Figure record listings

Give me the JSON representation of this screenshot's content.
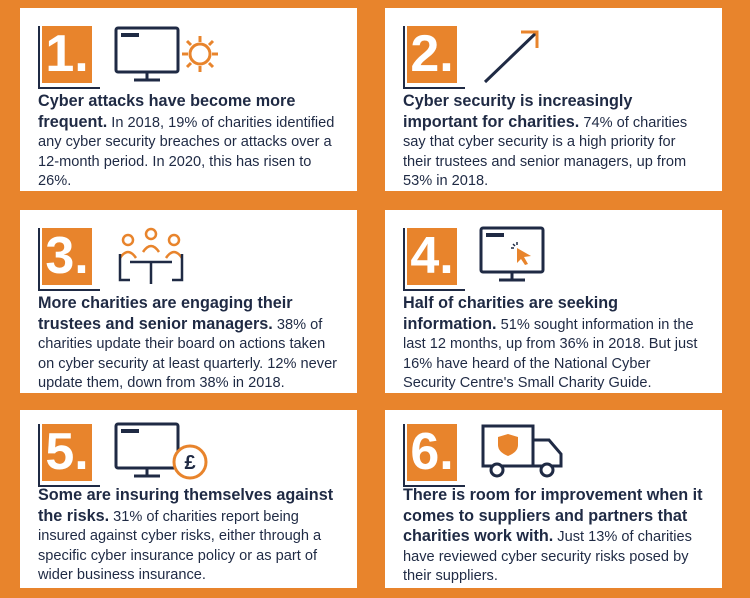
{
  "cards": [
    {
      "number": "1.",
      "icon": "monitor-virus-icon",
      "lead": "Cyber attacks have become more frequent.",
      "text": " In 2018, 19% of charities identified any cyber security breaches or attacks over a 12-month period. In 2020, this has risen to 26%."
    },
    {
      "number": "2.",
      "icon": "trend-up-arrow-icon",
      "lead": "Cyber security is increasingly important for charities.",
      "text": " 74% of charities say that cyber security is a high priority for their trustees and senior managers, up from 53% in 2018."
    },
    {
      "number": "3.",
      "icon": "meeting-icon",
      "lead": "More charities are engaging their trustees and senior managers.",
      "text": " 38% of charities update their board on actions taken on cyber security at least quarterly. 12% never update them, down from 38% in 2018."
    },
    {
      "number": "4.",
      "icon": "monitor-cursor-icon",
      "lead": "Half of charities are seeking information.",
      "text": " 51% sought information in the last 12 months, up from 36% in 2018. But just 16% have heard of the National Cyber Security Centre's Small Charity Guide."
    },
    {
      "number": "5.",
      "icon": "monitor-pound-icon",
      "lead": "Some are insuring themselves against the risks.",
      "text": " 31% of charities report being insured against cyber risks, either through a specific cyber insurance policy or as part of wider business insurance."
    },
    {
      "number": "6.",
      "icon": "delivery-truck-icon",
      "lead": "There is room for improvement when it comes to suppliers and partners that charities work with.",
      "text": " Just 13% of charities have reviewed cyber security risks posed by their suppliers."
    }
  ],
  "colors": {
    "accent": "#e8842c",
    "navy": "#1f2a44",
    "card": "#ffffff"
  },
  "icons": {
    "pound_symbol": "£"
  }
}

▶ What you will do
Repeat the records above word for word. Pictures stay out of the copy.

▶ Completed exercise
Give me the JSON representation of this screenshot's content.
{
  "cards": [
    {
      "number": "1.",
      "icon": "monitor-virus-icon",
      "lead": "Cyber attacks have become more frequent.",
      "text": " In 2018, 19% of charities identified any cyber security breaches or attacks over a 12-month period. In 2020, this has risen to 26%."
    },
    {
      "number": "2.",
      "icon": "trend-up-arrow-icon",
      "lead": "Cyber security is increasingly important for charities.",
      "text": " 74% of charities say that cyber security is a high priority for their trustees and senior managers, up from 53% in 2018."
    },
    {
      "number": "3.",
      "icon": "meeting-icon",
      "lead": "More charities are engaging their trustees and senior managers.",
      "text": " 38% of charities update their board on actions taken on cyber security at least quarterly. 12% never update them, down from 38% in 2018."
    },
    {
      "number": "4.",
      "icon": "monitor-cursor-icon",
      "lead": "Half of charities are seeking information.",
      "text": " 51% sought information in the last 12 months, up from 36% in 2018. But just 16% have heard of the National Cyber Security Centre's Small Charity Guide."
    },
    {
      "number": "5.",
      "icon": "monitor-pound-icon",
      "lead": "Some are insuring themselves against the risks.",
      "text": " 31% of charities report being insured against cyber risks, either through a specific cyber insurance policy or as part of wider business insurance."
    },
    {
      "number": "6.",
      "icon": "delivery-truck-icon",
      "lead": "There is room for improvement when it comes to suppliers and partners that charities work with.",
      "text": " Just 13% of charities have reviewed cyber security risks posed by their suppliers."
    }
  ],
  "colors": {
    "accent": "#e8842c",
    "navy": "#1f2a44",
    "card": "#ffffff"
  },
  "icons": {
    "pound_symbol": "£"
  }
}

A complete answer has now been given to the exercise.